>> Begin SUPPLIED ENTRIES

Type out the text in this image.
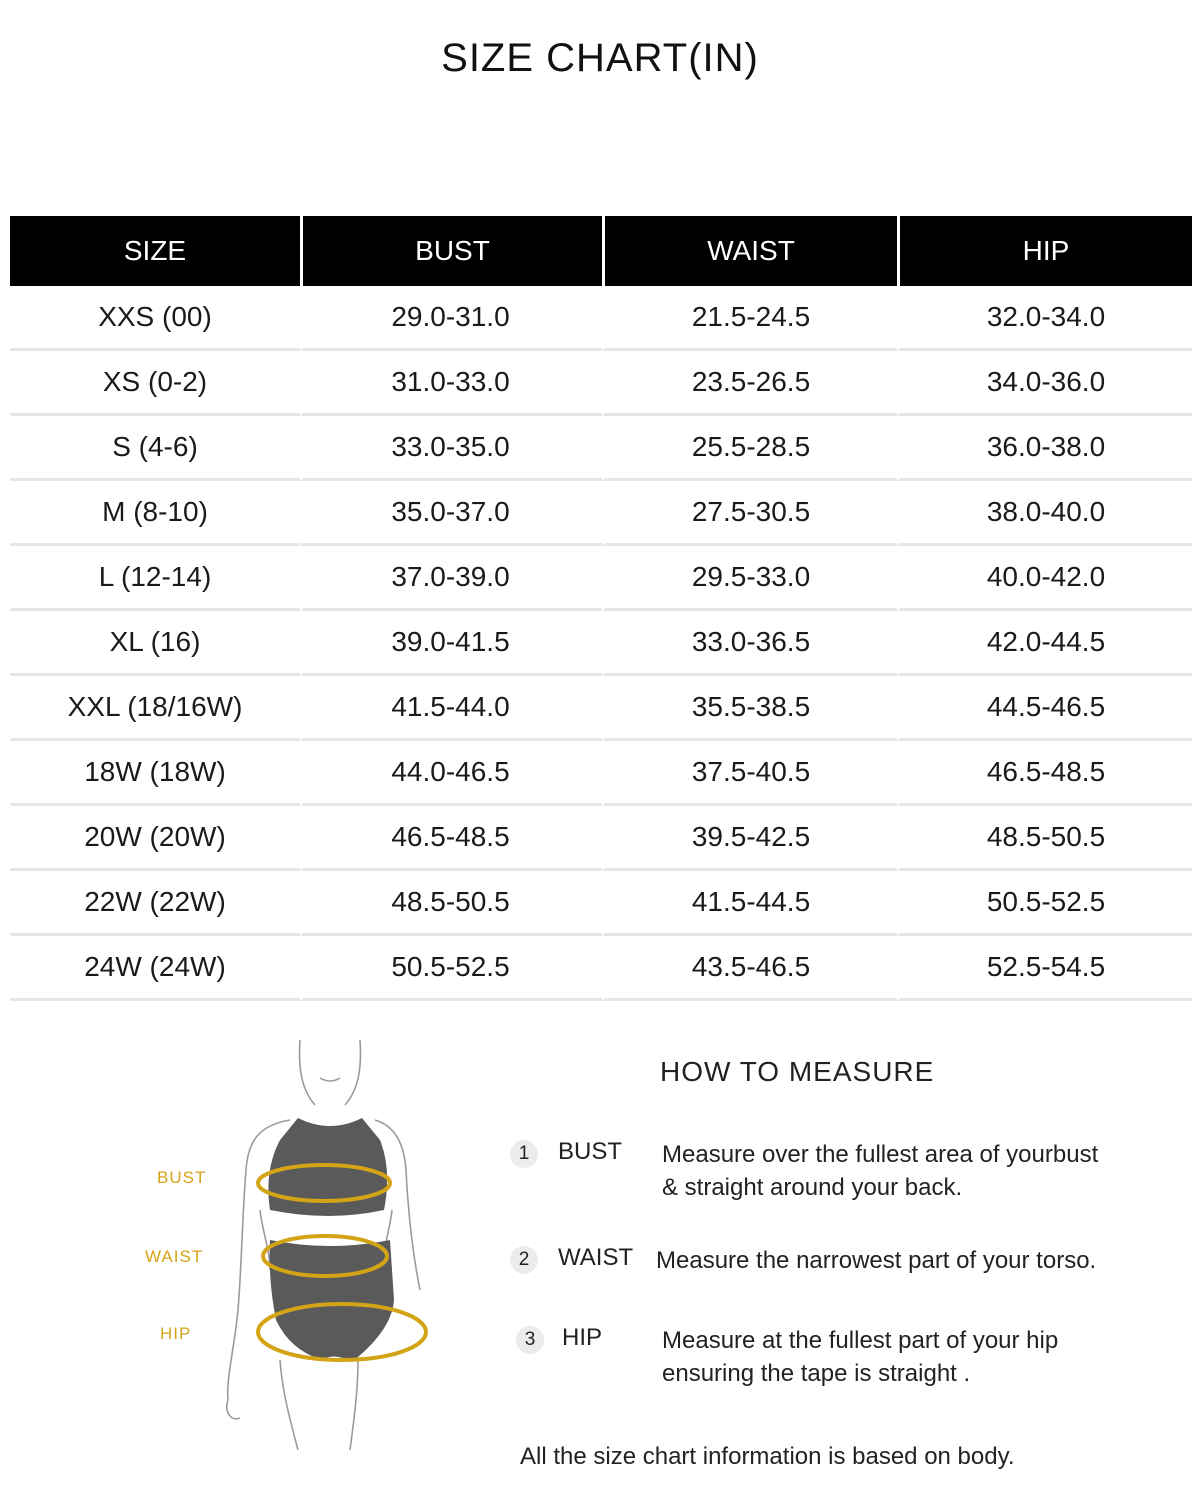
SIZE CHART(IN)
SIZE	BUST	WAIST	HIP
XXS (00)	29.0-31.0	21.5-24.5	32.0-34.0
XS (0-2)	31.0-33.0	23.5-26.5	34.0-36.0
S (4-6)	33.0-35.0	25.5-28.5	36.0-38.0
M (8-10)	35.0-37.0	27.5-30.5	38.0-40.0
L (12-14)	37.0-39.0	29.5-33.0	40.0-42.0
XL (16)	39.0-41.5	33.0-36.5	42.0-44.5
XXL (18/16W)	41.5-44.0	35.5-38.5	44.5-46.5
18W (18W)	44.0-46.5	37.5-40.5	46.5-48.5
20W (20W)	46.5-48.5	39.5-42.5	48.5-50.5
22W (22W)	48.5-50.5	41.5-44.5	50.5-52.5
24W (24W)	50.5-52.5	43.5-46.5	52.5-54.5
BUST
WAIST
HIP
HOW TO MEASURE
1	BUST Measure over the fullest area of yourbust
& straight around your back.
2	WAIST Measure the narrowest part of your torso.
3	HIP Measure at the fullest part of your hip
ensuring the tape is straight .
All the size chart information is based on body.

>> End SUPPLIED ENTRIES

DO THIS:
Pictures excluded, quote all the data above exactly.

THE SOLUTION:
Type out the text in this image.
SIZE CHART(IN)
SIZE	BUST	WAIST	HIP
XXS (00)	29.0-31.0	21.5-24.5	32.0-34.0
XS (0-2)	31.0-33.0	23.5-26.5	34.0-36.0
S (4-6)	33.0-35.0	25.5-28.5	36.0-38.0
M (8-10)	35.0-37.0	27.5-30.5	38.0-40.0
L (12-14)	37.0-39.0	29.5-33.0	40.0-42.0
XL (16)	39.0-41.5	33.0-36.5	42.0-44.5
XXL (18/16W)	41.5-44.0	35.5-38.5	44.5-46.5
18W (18W)	44.0-46.5	37.5-40.5	46.5-48.5
20W (20W)	46.5-48.5	39.5-42.5	48.5-50.5
22W (22W)	48.5-50.5	41.5-44.5	50.5-52.5
24W (24W)	50.5-52.5	43.5-46.5	52.5-54.5
BUST
WAIST
HIP
HOW TO MEASURE
1	BUST Measure over the fullest area of yourbust
& straight around your back.
2	WAIST Measure the narrowest part of your torso.
3	HIP Measure at the fullest part of your hip
ensuring the tape is straight .
All the size chart information is based on body.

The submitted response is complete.